▶ INSTRUCTIONS TO FOLLOW:
Gather each line in the entries that includes the string "предусмотренных".

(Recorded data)
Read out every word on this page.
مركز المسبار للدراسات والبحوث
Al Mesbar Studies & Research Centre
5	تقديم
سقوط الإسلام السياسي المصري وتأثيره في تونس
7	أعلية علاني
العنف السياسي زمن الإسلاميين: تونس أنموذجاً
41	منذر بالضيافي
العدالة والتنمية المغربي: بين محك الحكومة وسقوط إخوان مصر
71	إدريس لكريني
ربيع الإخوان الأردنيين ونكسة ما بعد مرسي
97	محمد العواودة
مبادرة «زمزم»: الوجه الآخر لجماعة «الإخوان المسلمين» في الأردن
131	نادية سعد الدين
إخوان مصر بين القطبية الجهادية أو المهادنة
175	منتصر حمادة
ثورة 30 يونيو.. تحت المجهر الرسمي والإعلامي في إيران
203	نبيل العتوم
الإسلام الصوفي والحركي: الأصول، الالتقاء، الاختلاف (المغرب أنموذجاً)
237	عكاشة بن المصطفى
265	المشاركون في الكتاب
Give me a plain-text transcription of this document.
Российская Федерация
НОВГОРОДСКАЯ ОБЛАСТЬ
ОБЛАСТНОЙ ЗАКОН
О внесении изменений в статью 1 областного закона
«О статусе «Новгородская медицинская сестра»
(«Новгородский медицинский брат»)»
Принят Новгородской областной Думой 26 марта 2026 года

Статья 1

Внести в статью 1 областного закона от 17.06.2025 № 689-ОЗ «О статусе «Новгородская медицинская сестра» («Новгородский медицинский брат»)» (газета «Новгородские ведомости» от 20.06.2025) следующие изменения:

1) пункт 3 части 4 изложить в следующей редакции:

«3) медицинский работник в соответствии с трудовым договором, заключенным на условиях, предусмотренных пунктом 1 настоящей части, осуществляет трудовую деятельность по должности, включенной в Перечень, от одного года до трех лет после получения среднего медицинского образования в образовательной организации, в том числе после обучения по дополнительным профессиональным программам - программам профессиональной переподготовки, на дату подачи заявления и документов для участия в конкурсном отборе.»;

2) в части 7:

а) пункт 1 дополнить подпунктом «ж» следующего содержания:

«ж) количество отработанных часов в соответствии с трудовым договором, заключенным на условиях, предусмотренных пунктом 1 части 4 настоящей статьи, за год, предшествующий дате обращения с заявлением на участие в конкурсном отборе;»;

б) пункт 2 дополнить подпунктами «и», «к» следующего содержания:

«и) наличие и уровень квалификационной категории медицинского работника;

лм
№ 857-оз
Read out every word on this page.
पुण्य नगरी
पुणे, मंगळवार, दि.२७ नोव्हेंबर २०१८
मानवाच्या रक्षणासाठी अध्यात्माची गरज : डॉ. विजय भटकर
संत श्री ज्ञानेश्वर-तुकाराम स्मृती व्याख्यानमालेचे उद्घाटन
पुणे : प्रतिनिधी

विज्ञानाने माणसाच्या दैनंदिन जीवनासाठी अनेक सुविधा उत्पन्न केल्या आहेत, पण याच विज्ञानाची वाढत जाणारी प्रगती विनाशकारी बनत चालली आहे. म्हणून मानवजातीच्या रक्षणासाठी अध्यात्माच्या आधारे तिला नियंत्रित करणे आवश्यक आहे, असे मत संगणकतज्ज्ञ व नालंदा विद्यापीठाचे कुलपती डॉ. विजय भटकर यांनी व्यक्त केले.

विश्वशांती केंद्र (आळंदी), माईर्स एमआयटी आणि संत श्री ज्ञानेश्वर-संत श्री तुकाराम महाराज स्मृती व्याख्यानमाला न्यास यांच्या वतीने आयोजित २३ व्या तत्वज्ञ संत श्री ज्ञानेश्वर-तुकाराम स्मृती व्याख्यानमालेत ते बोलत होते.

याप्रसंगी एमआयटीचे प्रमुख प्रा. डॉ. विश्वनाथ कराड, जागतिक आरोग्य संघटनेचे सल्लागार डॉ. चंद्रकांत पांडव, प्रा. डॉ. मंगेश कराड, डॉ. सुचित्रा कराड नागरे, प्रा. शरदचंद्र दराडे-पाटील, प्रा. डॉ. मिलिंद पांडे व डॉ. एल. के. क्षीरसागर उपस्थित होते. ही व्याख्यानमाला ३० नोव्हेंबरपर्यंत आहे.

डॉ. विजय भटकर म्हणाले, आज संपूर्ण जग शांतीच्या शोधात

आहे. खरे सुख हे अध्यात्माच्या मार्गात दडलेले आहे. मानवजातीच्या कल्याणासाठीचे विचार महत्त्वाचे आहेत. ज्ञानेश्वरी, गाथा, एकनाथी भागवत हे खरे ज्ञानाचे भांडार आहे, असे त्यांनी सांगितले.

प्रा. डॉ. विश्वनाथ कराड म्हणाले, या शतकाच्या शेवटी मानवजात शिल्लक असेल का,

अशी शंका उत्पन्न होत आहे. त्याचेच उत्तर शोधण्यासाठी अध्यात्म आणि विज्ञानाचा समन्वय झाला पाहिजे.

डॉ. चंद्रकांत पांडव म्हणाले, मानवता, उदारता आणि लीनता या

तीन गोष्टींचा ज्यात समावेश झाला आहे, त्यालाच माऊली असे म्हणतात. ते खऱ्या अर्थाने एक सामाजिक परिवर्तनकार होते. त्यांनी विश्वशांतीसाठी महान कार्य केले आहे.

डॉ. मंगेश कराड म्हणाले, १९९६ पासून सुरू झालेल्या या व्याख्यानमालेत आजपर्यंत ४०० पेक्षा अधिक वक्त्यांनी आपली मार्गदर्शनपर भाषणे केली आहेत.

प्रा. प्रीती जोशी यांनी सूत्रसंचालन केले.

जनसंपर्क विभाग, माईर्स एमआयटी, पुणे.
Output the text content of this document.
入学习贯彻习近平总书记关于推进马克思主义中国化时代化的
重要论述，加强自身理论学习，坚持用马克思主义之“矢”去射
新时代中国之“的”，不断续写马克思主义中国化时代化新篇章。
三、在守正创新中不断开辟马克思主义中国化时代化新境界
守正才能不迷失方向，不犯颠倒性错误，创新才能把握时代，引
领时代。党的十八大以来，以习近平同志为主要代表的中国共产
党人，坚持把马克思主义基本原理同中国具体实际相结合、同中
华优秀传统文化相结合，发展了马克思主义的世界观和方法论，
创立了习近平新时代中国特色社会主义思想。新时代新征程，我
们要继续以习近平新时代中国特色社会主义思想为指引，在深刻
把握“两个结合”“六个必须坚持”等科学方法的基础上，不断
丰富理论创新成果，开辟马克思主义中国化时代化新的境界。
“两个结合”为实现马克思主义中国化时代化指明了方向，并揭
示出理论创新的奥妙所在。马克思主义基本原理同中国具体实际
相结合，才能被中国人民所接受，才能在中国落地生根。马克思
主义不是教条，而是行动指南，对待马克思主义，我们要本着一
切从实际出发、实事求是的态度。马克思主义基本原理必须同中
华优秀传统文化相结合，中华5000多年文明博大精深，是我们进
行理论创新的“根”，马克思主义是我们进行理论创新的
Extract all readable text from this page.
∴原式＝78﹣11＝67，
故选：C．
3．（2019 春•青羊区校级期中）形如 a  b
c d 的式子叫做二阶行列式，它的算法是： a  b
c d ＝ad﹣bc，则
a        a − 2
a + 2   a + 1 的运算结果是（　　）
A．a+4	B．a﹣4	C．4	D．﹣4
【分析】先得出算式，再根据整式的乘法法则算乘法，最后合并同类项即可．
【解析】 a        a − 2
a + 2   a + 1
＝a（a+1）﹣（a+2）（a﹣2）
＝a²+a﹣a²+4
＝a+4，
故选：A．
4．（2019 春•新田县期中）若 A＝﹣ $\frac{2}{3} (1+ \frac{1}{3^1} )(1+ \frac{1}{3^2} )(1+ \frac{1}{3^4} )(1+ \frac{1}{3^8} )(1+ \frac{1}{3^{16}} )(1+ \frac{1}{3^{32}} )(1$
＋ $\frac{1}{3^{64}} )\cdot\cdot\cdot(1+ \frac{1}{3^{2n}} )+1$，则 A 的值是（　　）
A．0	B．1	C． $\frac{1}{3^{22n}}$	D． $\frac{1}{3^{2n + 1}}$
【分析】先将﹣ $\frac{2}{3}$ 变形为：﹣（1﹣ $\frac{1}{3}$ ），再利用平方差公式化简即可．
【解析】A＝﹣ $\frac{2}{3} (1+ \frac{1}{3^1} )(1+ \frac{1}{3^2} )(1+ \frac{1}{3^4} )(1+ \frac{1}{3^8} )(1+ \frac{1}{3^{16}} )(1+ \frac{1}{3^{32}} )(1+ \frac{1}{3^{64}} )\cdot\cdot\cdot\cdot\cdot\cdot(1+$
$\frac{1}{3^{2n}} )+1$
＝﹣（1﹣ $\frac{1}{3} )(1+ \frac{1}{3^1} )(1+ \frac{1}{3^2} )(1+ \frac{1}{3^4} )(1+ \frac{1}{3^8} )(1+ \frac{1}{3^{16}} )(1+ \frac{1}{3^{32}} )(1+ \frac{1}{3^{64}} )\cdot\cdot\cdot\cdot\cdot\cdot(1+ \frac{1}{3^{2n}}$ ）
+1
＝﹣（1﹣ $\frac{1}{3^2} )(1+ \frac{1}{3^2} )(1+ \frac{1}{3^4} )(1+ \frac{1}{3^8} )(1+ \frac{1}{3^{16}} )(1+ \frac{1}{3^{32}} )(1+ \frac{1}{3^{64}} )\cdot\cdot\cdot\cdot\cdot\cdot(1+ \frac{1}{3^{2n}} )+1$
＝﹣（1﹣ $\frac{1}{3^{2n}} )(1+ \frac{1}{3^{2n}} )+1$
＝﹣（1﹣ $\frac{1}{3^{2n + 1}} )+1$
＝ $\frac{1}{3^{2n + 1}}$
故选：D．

▶ RESULT OF THIS EXERCISE:
«3) медицинский работник в соответствии с трудовым договором, заключенным на условиях, предусмотренных пунктом 1 настоящей части, осуществляет трудовую деятельность по должности, включенной в Перечень, от одного года до трех лет после получения среднего медицинского образования в образовательной организации, в том числе после обучения по дополнительным профессиональным программам - программам профессиональной переподготовки, на дату подачи заявления и документов для участия в конкурсном отборе.»;
«ж) количество отработанных часов в соответствии с трудовым договором, заключенным на условиях, предусмотренных пунктом 1 части 4 настоящей статьи, за год, предшествующий дате обращения с заявлением на участие в конкурсном отборе;»;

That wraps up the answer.